▶ [Texte extrait]
--
Et puis, les médias sont également au rendez-vous et les QAG sont par conséquent aussi un moment d’exposition à la presse. Ainsi, les salles « des pas perdus » et « des 4 colonnes » (réservées à la presse, à deux pas de l’hémicycle), sont pleines à craquer de journalistes avant, pendant, et après les questions au gouvernement. Caméras et micros se tendent à l’approche, parfois savamment calculée, des députés (qui à l’inverse peuvent prendre d’autres chemins plus discrets si ils ne souhaitent pas rencontrer de journalistes). Les séances sont par ailleurs télévisées donc pour nombre de députés c’est l’occasion même si ils ne posent pas de question d’apparaître dans le champ de la caméra ou, à l’inverse, de se faire montrer du doigt en circonscription car ils n’étaient pas à leur place le jour J !
--
▶ [Données fournies]
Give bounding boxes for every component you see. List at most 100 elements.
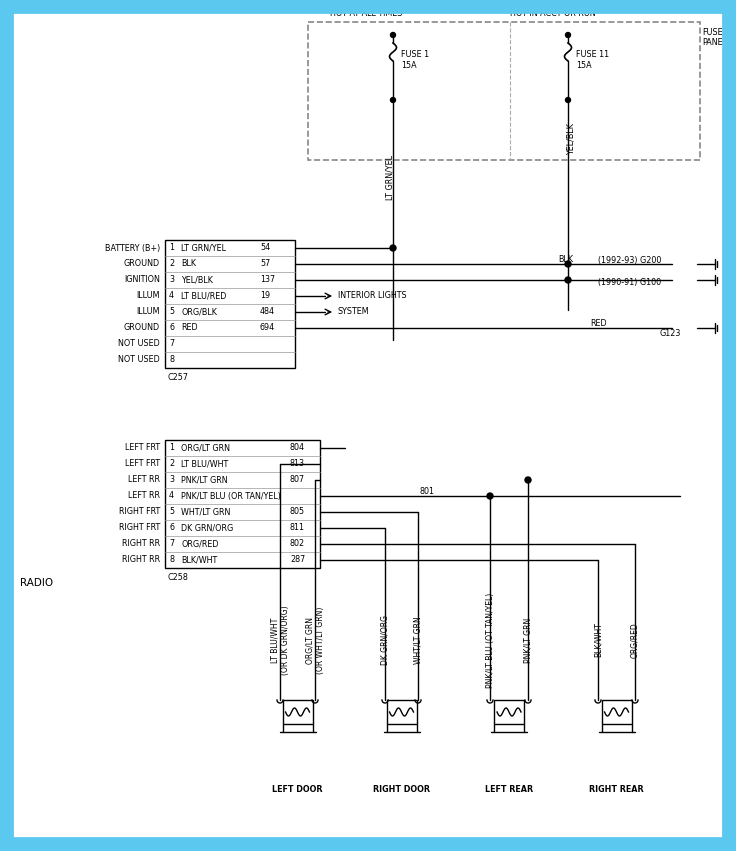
--
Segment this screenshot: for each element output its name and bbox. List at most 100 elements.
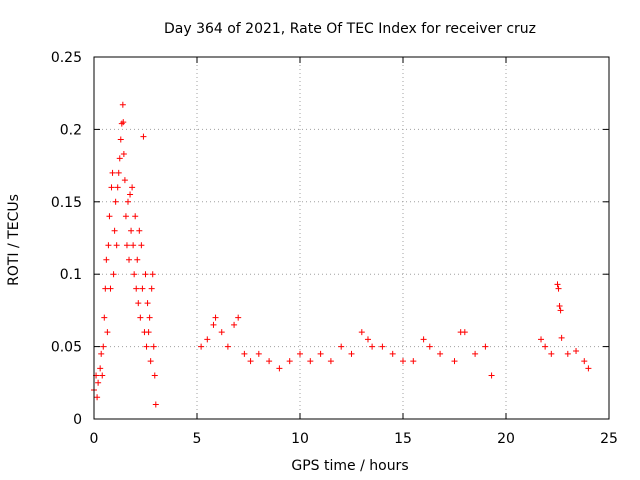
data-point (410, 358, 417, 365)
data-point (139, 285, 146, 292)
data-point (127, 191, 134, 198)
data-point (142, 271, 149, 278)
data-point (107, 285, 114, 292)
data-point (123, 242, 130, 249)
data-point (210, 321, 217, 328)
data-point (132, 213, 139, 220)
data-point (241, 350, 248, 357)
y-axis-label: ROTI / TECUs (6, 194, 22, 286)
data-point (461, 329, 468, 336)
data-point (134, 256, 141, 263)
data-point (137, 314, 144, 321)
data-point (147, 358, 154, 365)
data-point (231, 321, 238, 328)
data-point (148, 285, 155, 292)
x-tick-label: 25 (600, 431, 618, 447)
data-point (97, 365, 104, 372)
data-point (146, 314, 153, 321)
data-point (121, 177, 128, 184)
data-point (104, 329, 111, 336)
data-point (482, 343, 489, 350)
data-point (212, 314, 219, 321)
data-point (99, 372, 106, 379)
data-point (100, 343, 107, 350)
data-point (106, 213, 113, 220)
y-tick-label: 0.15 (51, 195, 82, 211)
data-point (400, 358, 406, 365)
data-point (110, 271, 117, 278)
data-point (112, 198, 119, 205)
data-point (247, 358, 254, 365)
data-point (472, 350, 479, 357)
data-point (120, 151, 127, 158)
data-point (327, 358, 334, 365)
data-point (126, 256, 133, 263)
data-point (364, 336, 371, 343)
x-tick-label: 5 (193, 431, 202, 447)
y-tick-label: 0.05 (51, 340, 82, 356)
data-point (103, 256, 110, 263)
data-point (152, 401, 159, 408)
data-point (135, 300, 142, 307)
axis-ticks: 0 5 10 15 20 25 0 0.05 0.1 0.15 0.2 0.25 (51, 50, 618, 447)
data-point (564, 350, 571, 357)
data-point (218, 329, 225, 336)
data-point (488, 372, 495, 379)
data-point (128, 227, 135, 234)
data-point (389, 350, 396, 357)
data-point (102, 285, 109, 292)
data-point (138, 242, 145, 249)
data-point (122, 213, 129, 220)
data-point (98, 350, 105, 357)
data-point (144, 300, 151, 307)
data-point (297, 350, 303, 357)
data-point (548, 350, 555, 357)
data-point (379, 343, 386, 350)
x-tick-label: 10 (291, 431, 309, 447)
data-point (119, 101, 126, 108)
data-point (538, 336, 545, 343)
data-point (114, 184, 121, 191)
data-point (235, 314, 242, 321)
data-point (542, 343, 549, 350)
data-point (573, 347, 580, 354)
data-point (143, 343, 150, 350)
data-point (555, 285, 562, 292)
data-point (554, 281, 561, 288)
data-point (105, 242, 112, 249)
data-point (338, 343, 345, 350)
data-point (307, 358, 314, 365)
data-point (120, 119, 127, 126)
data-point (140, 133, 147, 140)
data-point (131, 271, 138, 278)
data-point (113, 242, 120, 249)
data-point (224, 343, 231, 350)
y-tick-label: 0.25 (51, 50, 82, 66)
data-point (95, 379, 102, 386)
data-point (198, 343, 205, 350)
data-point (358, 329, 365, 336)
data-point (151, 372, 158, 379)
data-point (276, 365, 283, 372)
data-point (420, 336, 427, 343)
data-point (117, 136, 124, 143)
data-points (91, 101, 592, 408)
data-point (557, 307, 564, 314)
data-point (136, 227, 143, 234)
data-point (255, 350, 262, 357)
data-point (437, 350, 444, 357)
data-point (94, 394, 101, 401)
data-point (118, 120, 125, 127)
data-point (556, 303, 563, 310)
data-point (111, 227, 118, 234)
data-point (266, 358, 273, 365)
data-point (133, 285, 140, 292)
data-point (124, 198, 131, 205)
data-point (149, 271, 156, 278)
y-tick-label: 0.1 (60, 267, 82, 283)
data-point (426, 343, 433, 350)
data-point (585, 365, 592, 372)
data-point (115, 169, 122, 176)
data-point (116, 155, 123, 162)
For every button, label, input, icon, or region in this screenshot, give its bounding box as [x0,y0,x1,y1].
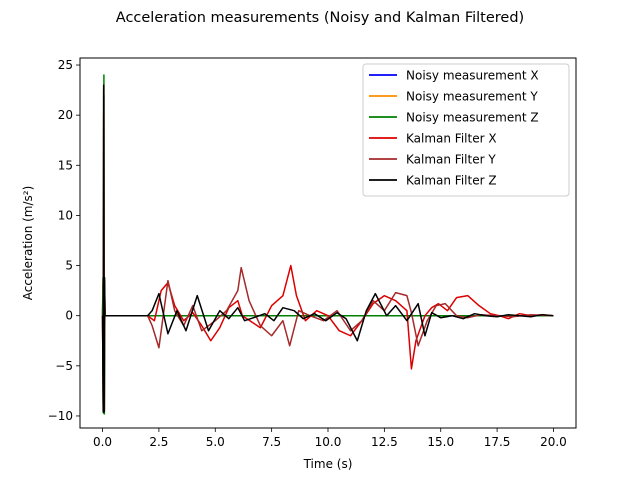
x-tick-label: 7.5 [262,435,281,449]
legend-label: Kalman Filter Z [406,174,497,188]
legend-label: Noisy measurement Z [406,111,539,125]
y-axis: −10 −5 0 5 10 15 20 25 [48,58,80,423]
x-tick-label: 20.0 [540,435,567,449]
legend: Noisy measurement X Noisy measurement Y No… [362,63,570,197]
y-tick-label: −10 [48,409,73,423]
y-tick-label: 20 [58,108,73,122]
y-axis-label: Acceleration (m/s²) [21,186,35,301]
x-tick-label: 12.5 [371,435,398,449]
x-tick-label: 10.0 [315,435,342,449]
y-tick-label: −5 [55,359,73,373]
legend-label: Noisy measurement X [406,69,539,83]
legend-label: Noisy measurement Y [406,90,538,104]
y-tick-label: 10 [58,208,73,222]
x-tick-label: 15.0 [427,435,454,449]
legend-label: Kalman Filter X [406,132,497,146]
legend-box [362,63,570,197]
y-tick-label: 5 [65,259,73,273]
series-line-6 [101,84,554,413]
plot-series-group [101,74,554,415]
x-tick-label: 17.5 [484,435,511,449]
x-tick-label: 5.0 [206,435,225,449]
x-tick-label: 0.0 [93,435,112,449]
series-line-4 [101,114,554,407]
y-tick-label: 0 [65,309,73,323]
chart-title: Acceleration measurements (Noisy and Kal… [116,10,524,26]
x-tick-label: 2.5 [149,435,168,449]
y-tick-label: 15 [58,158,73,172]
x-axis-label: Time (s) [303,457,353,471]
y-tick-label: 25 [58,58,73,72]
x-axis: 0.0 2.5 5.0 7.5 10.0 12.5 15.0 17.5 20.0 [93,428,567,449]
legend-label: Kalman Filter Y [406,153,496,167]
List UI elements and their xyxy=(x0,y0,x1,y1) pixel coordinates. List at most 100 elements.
--
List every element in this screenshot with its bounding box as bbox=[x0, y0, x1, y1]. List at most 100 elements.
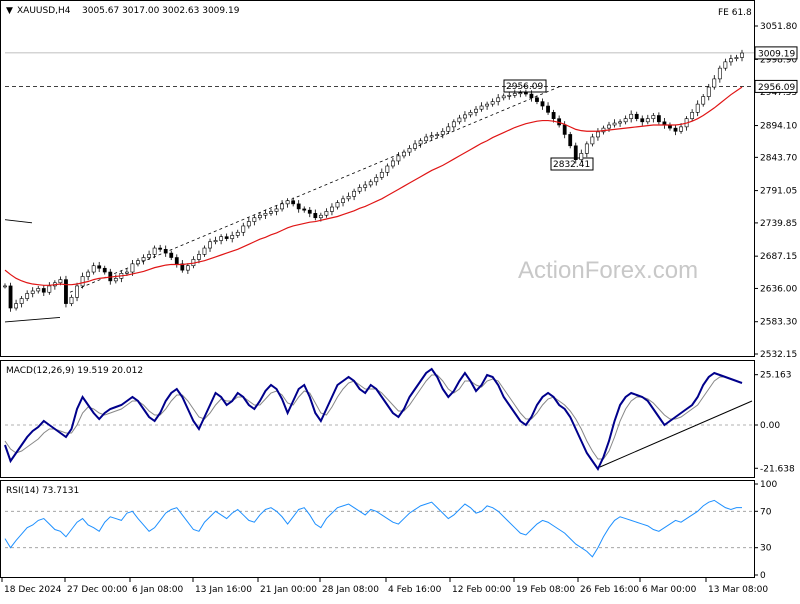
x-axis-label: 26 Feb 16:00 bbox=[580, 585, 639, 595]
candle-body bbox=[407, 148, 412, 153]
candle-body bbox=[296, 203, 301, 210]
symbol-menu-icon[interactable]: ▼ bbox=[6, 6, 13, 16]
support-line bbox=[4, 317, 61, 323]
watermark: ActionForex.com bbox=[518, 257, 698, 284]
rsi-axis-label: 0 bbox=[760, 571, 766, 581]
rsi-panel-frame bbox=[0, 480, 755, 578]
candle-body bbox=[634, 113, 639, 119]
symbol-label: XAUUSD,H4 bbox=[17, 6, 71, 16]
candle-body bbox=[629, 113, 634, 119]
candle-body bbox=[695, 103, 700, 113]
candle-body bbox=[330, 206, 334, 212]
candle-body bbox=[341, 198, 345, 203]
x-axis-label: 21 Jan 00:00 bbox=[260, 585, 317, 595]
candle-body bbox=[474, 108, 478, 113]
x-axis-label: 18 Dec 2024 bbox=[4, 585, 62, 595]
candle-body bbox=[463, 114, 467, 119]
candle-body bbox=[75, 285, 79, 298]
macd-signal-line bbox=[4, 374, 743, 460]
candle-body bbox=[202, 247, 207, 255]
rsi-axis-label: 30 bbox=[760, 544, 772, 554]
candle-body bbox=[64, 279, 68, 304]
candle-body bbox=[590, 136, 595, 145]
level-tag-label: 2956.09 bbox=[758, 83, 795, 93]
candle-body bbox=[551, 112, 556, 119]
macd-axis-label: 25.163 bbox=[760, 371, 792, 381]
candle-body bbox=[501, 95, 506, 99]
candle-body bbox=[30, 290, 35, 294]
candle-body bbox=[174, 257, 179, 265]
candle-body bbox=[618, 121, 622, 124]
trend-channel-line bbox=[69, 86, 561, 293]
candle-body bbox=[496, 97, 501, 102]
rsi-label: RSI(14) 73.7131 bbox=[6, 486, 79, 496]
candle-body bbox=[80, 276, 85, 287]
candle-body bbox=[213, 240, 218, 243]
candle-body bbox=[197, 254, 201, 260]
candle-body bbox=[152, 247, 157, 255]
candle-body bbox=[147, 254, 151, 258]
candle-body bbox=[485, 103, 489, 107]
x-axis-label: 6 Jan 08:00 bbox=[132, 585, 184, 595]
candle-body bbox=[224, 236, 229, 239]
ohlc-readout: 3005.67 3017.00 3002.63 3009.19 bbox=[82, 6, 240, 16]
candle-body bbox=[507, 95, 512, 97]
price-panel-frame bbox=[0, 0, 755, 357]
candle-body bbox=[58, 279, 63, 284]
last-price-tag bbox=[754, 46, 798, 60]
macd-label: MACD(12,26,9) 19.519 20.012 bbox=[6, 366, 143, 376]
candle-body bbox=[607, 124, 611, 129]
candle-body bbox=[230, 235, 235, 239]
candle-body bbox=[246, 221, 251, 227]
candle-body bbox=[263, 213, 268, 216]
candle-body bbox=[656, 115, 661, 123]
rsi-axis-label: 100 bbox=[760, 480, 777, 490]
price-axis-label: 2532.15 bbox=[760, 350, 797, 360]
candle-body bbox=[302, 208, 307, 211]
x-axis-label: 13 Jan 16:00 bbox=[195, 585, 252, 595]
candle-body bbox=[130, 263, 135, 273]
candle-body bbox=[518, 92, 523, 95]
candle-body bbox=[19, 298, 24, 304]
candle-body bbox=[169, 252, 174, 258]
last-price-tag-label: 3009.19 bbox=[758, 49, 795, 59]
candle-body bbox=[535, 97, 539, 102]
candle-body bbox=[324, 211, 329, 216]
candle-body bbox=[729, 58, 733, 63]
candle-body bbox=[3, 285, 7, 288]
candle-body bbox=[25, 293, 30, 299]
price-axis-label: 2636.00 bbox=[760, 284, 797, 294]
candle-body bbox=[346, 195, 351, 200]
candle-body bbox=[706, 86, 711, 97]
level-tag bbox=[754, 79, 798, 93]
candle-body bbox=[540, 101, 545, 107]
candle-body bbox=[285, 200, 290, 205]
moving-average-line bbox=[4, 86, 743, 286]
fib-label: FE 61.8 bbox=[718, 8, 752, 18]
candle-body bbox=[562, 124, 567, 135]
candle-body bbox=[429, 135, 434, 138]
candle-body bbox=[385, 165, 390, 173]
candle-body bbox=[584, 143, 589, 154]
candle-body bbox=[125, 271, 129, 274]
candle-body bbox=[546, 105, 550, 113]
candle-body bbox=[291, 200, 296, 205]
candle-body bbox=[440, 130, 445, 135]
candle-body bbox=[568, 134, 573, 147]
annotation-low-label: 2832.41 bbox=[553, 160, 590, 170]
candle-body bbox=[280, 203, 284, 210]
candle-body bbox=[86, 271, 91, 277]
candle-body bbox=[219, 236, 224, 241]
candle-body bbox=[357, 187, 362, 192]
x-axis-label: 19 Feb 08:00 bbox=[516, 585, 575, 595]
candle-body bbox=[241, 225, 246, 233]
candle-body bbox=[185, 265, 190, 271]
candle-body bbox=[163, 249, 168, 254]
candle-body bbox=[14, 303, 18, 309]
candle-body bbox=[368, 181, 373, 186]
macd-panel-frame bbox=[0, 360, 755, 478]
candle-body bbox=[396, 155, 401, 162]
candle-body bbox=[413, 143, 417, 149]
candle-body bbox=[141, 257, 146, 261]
--
▶ [Objectif]
D'après le texte sur les questions au gouvernement, répondez brièvement :
1. Quelles salles sont pleines de journalistes avant, pendant et après les questions au gouvernement ?
2. Que peuvent faire les députés qui ne souhaitent pas rencontrer de journalistes ?
3. Quelle particularité des séances permet aux députés d'apparaître dans le champ de la caméra ?
Seul le texte sur les questions au gouvernement doit servir de source.

▶ [Réponse]
1. La salle « des pas perdus » et la salle « des 4 colonnes ».
2. Ils peuvent prendre d'autres chemins plus discrets.
3. Les séances sont télévisées.